> **PROBLEM TO SOLVE**: Reproduce every entry exactly as shown.

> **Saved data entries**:
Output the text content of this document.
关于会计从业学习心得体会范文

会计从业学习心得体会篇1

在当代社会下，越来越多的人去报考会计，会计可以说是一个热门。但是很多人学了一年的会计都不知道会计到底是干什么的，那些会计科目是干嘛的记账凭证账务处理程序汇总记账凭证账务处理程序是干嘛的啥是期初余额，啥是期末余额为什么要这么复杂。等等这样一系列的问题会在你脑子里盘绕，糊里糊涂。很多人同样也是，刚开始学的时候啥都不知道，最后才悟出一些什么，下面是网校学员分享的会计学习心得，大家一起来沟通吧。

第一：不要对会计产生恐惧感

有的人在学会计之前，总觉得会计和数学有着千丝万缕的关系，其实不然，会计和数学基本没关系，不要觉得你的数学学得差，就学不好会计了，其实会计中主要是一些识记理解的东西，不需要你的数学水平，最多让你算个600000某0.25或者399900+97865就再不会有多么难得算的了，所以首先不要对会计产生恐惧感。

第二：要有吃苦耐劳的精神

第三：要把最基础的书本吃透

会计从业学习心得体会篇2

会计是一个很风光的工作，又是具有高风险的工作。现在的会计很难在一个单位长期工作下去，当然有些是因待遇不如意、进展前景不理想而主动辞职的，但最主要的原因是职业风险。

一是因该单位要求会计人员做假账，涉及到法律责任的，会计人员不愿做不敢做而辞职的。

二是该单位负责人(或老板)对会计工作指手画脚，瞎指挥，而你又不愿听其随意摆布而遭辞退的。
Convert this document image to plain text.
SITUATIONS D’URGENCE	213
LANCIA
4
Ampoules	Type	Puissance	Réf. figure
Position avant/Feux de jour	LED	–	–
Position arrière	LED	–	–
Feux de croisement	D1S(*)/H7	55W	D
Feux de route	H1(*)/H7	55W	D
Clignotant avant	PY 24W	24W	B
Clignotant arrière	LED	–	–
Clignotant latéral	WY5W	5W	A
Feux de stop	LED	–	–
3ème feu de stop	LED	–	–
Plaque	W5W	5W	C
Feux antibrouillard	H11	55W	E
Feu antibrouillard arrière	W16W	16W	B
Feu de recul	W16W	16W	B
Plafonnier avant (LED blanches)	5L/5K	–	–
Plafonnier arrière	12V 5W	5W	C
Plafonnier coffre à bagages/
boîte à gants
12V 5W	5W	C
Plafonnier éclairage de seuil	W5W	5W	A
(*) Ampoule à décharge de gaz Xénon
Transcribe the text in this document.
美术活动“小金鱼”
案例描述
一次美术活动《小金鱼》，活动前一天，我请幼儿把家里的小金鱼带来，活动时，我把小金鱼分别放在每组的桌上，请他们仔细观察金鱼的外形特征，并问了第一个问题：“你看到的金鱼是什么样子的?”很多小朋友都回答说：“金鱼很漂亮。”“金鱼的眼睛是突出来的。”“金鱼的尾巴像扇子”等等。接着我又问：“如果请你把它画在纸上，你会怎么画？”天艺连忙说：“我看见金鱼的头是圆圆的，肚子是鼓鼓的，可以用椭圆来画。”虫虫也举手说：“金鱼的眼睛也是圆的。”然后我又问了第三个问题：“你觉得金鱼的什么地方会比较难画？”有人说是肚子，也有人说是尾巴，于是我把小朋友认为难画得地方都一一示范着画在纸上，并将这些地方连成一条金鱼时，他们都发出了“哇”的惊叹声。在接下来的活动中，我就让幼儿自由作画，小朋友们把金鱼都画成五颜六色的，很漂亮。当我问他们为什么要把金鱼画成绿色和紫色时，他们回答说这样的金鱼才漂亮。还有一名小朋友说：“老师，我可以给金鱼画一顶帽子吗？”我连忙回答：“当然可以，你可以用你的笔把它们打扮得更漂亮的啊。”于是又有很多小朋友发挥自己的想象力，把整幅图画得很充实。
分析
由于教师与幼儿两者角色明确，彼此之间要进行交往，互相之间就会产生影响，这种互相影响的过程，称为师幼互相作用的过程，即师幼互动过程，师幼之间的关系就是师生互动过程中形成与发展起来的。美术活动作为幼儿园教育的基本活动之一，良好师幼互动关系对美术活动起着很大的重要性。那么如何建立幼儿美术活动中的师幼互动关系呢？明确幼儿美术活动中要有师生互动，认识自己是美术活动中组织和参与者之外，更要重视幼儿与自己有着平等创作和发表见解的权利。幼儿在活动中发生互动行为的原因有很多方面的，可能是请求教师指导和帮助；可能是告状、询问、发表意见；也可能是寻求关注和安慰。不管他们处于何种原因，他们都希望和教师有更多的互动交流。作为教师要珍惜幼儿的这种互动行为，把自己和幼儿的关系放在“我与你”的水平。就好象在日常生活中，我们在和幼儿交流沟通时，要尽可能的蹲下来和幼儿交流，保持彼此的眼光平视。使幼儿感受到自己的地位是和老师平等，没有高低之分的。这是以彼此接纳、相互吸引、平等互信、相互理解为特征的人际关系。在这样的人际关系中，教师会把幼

> **RESULT OF THIS EXERCISE**:
Output the text content of this document.
关于会计从业学习心得体会范文

会计从业学习心得体会篇1

在当代社会下，越来越多的人去报考会计，会计可以说是一个热门。但是很多人学了一年的会计都不知道会计到底是干什么的，那些会计科目是干嘛的记账凭证账务处理程序汇总记账凭证账务处理程序是干嘛的啥是期初余额，啥是期末余额为什么要这么复杂。等等这样一系列的问题会在你脑子里盘绕，糊里糊涂。很多人同样也是，刚开始学的时候啥都不知道，最后才悟出一些什么，下面是网校学员分享的会计学习心得，大家一起来沟通吧。

第一：不要对会计产生恐惧感

有的人在学会计之前，总觉得会计和数学有着千丝万缕的关系，其实不然，会计和数学基本没关系，不要觉得你的数学学得差，就学不好会计了，其实会计中主要是一些识记理解的东西，不需要你的数学水平，最多让你算个600000某0.25或者399900+97865就再不会有多么难得算的了，所以首先不要对会计产生恐惧感。

第二：要有吃苦耐劳的精神

第三：要把最基础的书本吃透

会计从业学习心得体会篇2

会计是一个很风光的工作，又是具有高风险的工作。现在的会计很难在一个单位长期工作下去，当然有些是因待遇不如意、进展前景不理想而主动辞职的，但最主要的原因是职业风险。

一是因该单位要求会计人员做假账，涉及到法律责任的，会计人员不愿做不敢做而辞职的。

二是该单位负责人(或老板)对会计工作指手画脚，瞎指挥，而你又不愿听其随意摆布而遭辞退的。
Convert this document image to plain text.
SITUATIONS D’URGENCE	213
LANCIA
4
Ampoules	Type	Puissance	Réf. figure
Position avant/Feux de jour	LED	–	–
Position arrière	LED	–	–
Feux de croisement	D1S(*)/H7	55W	D
Feux de route	H1(*)/H7	55W	D
Clignotant avant	PY 24W	24W	B
Clignotant arrière	LED	–	–
Clignotant latéral	WY5W	5W	A
Feux de stop	LED	–	–
3ème feu de stop	LED	–	–
Plaque	W5W	5W	C
Feux antibrouillard	H11	55W	E
Feu antibrouillard arrière	W16W	16W	B
Feu de recul	W16W	16W	B
Plafonnier avant (LED blanches)	5L/5K	–	–
Plafonnier arrière	12V 5W	5W	C
Plafonnier coffre à bagages/
boîte à gants
12V 5W	5W	C
Plafonnier éclairage de seuil	W5W	5W	A
(*) Ampoule à décharge de gaz Xénon
Transcribe the text in this document.
美术活动“小金鱼”
案例描述
一次美术活动《小金鱼》，活动前一天，我请幼儿把家里的小金鱼带来，活动时，我把小金鱼分别放在每组的桌上，请他们仔细观察金鱼的外形特征，并问了第一个问题：“你看到的金鱼是什么样子的?”很多小朋友都回答说：“金鱼很漂亮。”“金鱼的眼睛是突出来的。”“金鱼的尾巴像扇子”等等。接着我又问：“如果请你把它画在纸上，你会怎么画？”天艺连忙说：“我看见金鱼的头是圆圆的，肚子是鼓鼓的，可以用椭圆来画。”虫虫也举手说：“金鱼的眼睛也是圆的。”然后我又问了第三个问题：“你觉得金鱼的什么地方会比较难画？”有人说是肚子，也有人说是尾巴，于是我把小朋友认为难画得地方都一一示范着画在纸上，并将这些地方连成一条金鱼时，他们都发出了“哇”的惊叹声。在接下来的活动中，我就让幼儿自由作画，小朋友们把金鱼都画成五颜六色的，很漂亮。当我问他们为什么要把金鱼画成绿色和紫色时，他们回答说这样的金鱼才漂亮。还有一名小朋友说：“老师，我可以给金鱼画一顶帽子吗？”我连忙回答：“当然可以，你可以用你的笔把它们打扮得更漂亮的啊。”于是又有很多小朋友发挥自己的想象力，把整幅图画得很充实。
分析
由于教师与幼儿两者角色明确，彼此之间要进行交往，互相之间就会产生影响，这种互相影响的过程，称为师幼互相作用的过程，即师幼互动过程，师幼之间的关系就是师生互动过程中形成与发展起来的。美术活动作为幼儿园教育的基本活动之一，良好师幼互动关系对美术活动起着很大的重要性。那么如何建立幼儿美术活动中的师幼互动关系呢？明确幼儿美术活动中要有师生互动，认识自己是美术活动中组织和参与者之外，更要重视幼儿与自己有着平等创作和发表见解的权利。幼儿在活动中发生互动行为的原因有很多方面的，可能是请求教师指导和帮助；可能是告状、询问、发表意见；也可能是寻求关注和安慰。不管他们处于何种原因，他们都希望和教师有更多的互动交流。作为教师要珍惜幼儿的这种互动行为，把自己和幼儿的关系放在“我与你”的水平。就好象在日常生活中，我们在和幼儿交流沟通时，要尽可能的蹲下来和幼儿交流，保持彼此的眼光平视。使幼儿感受到自己的地位是和老师平等，没有高低之分的。这是以彼此接纳、相互吸引、平等互信、相互理解为特征的人际关系。在这样的人际关系中，教师会把幼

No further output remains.